Write the data out again, exactly as given.

■ ■ ■ ■

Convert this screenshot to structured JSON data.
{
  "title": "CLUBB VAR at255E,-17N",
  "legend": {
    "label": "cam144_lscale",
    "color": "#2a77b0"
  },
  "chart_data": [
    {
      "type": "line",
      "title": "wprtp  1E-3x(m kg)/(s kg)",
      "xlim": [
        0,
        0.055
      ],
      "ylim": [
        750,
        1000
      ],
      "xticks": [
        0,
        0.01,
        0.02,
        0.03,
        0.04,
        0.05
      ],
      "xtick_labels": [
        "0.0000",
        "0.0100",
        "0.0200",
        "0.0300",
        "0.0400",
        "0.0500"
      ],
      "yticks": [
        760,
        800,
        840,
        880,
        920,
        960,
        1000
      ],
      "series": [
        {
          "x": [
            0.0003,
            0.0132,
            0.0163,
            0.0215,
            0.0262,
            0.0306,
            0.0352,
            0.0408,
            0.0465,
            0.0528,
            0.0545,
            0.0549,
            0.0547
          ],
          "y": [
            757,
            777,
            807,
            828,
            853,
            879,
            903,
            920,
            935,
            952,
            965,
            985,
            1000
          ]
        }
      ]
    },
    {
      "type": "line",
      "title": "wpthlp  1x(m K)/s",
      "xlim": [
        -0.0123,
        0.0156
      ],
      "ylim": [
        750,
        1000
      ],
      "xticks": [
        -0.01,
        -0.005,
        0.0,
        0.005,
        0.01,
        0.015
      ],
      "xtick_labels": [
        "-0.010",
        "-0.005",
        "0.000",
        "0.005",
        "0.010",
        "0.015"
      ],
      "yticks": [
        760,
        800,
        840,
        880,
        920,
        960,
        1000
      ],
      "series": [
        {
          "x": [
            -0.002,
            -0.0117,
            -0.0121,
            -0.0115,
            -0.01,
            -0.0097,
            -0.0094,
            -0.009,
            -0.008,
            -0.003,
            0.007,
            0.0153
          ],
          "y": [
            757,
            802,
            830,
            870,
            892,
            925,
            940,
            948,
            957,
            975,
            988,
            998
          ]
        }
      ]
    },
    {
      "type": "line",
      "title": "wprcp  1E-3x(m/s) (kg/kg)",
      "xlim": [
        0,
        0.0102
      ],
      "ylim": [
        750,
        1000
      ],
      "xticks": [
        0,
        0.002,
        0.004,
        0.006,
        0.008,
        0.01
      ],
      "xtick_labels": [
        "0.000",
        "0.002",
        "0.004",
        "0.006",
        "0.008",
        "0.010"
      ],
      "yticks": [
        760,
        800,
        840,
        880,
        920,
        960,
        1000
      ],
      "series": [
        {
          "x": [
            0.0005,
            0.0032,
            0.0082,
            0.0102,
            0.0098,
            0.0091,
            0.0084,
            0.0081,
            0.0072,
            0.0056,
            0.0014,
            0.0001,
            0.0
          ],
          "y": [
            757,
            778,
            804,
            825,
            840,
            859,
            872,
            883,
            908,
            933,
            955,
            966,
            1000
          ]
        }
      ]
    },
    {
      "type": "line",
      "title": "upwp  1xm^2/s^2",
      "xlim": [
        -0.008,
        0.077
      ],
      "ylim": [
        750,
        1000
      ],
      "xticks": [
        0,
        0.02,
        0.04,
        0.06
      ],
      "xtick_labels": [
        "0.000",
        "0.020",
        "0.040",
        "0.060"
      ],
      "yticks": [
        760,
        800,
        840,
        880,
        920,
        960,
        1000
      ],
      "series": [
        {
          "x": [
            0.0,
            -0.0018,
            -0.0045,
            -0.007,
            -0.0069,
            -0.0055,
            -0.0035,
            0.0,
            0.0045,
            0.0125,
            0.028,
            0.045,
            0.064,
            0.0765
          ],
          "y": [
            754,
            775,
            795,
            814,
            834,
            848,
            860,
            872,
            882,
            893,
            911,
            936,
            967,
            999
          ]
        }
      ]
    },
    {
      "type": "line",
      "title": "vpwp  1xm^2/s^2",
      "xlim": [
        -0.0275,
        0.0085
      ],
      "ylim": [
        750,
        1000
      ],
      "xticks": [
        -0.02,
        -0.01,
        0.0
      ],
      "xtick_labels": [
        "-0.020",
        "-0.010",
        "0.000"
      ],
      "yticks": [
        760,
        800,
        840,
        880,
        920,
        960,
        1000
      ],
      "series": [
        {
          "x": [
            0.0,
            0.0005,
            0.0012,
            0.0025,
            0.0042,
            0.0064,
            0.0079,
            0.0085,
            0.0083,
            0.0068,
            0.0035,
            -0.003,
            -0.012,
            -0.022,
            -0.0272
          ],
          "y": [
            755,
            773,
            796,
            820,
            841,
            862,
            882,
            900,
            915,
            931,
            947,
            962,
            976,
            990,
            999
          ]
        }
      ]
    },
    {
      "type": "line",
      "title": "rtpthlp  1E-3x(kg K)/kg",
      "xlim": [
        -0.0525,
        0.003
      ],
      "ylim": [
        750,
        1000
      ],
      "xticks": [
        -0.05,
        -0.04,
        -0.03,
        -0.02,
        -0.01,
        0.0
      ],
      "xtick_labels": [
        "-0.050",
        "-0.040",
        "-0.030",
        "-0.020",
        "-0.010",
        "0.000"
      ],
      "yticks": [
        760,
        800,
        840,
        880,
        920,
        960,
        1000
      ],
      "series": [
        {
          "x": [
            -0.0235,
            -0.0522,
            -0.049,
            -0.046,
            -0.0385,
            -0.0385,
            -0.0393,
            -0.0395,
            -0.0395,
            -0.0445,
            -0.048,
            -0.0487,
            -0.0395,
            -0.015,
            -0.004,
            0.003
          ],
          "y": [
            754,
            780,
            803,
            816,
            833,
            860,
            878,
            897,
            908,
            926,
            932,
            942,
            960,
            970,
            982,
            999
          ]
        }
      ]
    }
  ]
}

■ ■ ■ ■

Result below
Convert this screenshot to structured JSON data.
{
  "title": "CLUBB VAR at255E,-17N",
  "legend": {
    "label": "cam144_lscale",
    "color": "#2a77b0"
  },
  "chart_data": [
    {
      "type": "line",
      "title": "wprtp  1E-3x(m kg)/(s kg)",
      "xlim": [
        0,
        0.055
      ],
      "ylim": [
        750,
        1000
      ],
      "xticks": [
        0,
        0.01,
        0.02,
        0.03,
        0.04,
        0.05
      ],
      "xtick_labels": [
        "0.0000",
        "0.0100",
        "0.0200",
        "0.0300",
        "0.0400",
        "0.0500"
      ],
      "yticks": [
        760,
        800,
        840,
        880,
        920,
        960,
        1000
      ],
      "series": [
        {
          "x": [
            0.0003,
            0.0132,
            0.0163,
            0.0215,
            0.0262,
            0.0306,
            0.0352,
            0.0408,
            0.0465,
            0.0528,
            0.0545,
            0.0549,
            0.0547
          ],
          "y": [
            757,
            777,
            807,
            828,
            853,
            879,
            903,
            920,
            935,
            952,
            965,
            985,
            1000
          ]
        }
      ]
    },
    {
      "type": "line",
      "title": "wpthlp  1x(m K)/s",
      "xlim": [
        -0.0123,
        0.0156
      ],
      "ylim": [
        750,
        1000
      ],
      "xticks": [
        -0.01,
        -0.005,
        0.0,
        0.005,
        0.01,
        0.015
      ],
      "xtick_labels": [
        "-0.010",
        "-0.005",
        "0.000",
        "0.005",
        "0.010",
        "0.015"
      ],
      "yticks": [
        760,
        800,
        840,
        880,
        920,
        960,
        1000
      ],
      "series": [
        {
          "x": [
            -0.002,
            -0.0117,
            -0.0121,
            -0.0115,
            -0.01,
            -0.0097,
            -0.0094,
            -0.009,
            -0.008,
            -0.003,
            0.007,
            0.0153
          ],
          "y": [
            757,
            802,
            830,
            870,
            892,
            925,
            940,
            948,
            957,
            975,
            988,
            998
          ]
        }
      ]
    },
    {
      "type": "line",
      "title": "wprcp  1E-3x(m/s) (kg/kg)",
      "xlim": [
        0,
        0.0102
      ],
      "ylim": [
        750,
        1000
      ],
      "xticks": [
        0,
        0.002,
        0.004,
        0.006,
        0.008,
        0.01
      ],
      "xtick_labels": [
        "0.000",
        "0.002",
        "0.004",
        "0.006",
        "0.008",
        "0.010"
      ],
      "yticks": [
        760,
        800,
        840,
        880,
        920,
        960,
        1000
      ],
      "series": [
        {
          "x": [
            0.0005,
            0.0032,
            0.0082,
            0.0102,
            0.0098,
            0.0091,
            0.0084,
            0.0081,
            0.0072,
            0.0056,
            0.0014,
            0.0001,
            0.0
          ],
          "y": [
            757,
            778,
            804,
            825,
            840,
            859,
            872,
            883,
            908,
            933,
            955,
            966,
            1000
          ]
        }
      ]
    },
    {
      "type": "line",
      "title": "upwp  1xm^2/s^2",
      "xlim": [
        -0.008,
        0.077
      ],
      "ylim": [
        750,
        1000
      ],
      "xticks": [
        0,
        0.02,
        0.04,
        0.06
      ],
      "xtick_labels": [
        "0.000",
        "0.020",
        "0.040",
        "0.060"
      ],
      "yticks": [
        760,
        800,
        840,
        880,
        920,
        960,
        1000
      ],
      "series": [
        {
          "x": [
            0.0,
            -0.0018,
            -0.0045,
            -0.007,
            -0.0069,
            -0.0055,
            -0.0035,
            0.0,
            0.0045,
            0.0125,
            0.028,
            0.045,
            0.064,
            0.0765
          ],
          "y": [
            754,
            775,
            795,
            814,
            834,
            848,
            860,
            872,
            882,
            893,
            911,
            936,
            967,
            999
          ]
        }
      ]
    },
    {
      "type": "line",
      "title": "vpwp  1xm^2/s^2",
      "xlim": [
        -0.0275,
        0.0085
      ],
      "ylim": [
        750,
        1000
      ],
      "xticks": [
        -0.02,
        -0.01,
        0.0
      ],
      "xtick_labels": [
        "-0.020",
        "-0.010",
        "0.000"
      ],
      "yticks": [
        760,
        800,
        840,
        880,
        920,
        960,
        1000
      ],
      "series": [
        {
          "x": [
            0.0,
            0.0005,
            0.0012,
            0.0025,
            0.0042,
            0.0064,
            0.0079,
            0.0085,
            0.0083,
            0.0068,
            0.0035,
            -0.003,
            -0.012,
            -0.022,
            -0.0272
          ],
          "y": [
            755,
            773,
            796,
            820,
            841,
            862,
            882,
            900,
            915,
            931,
            947,
            962,
            976,
            990,
            999
          ]
        }
      ]
    },
    {
      "type": "line",
      "title": "rtpthlp  1E-3x(kg K)/kg",
      "xlim": [
        -0.0525,
        0.003
      ],
      "ylim": [
        750,
        1000
      ],
      "xticks": [
        -0.05,
        -0.04,
        -0.03,
        -0.02,
        -0.01,
        0.0
      ],
      "xtick_labels": [
        "-0.050",
        "-0.040",
        "-0.030",
        "-0.020",
        "-0.010",
        "0.000"
      ],
      "yticks": [
        760,
        800,
        840,
        880,
        920,
        960,
        1000
      ],
      "series": [
        {
          "x": [
            -0.0235,
            -0.0522,
            -0.049,
            -0.046,
            -0.0385,
            -0.0385,
            -0.0393,
            -0.0395,
            -0.0395,
            -0.0445,
            -0.048,
            -0.0487,
            -0.0395,
            -0.015,
            -0.004,
            0.003
          ],
          "y": [
            754,
            780,
            803,
            816,
            833,
            860,
            878,
            897,
            908,
            926,
            932,
            942,
            960,
            970,
            982,
            999
          ]
        }
      ]
    }
  ]
}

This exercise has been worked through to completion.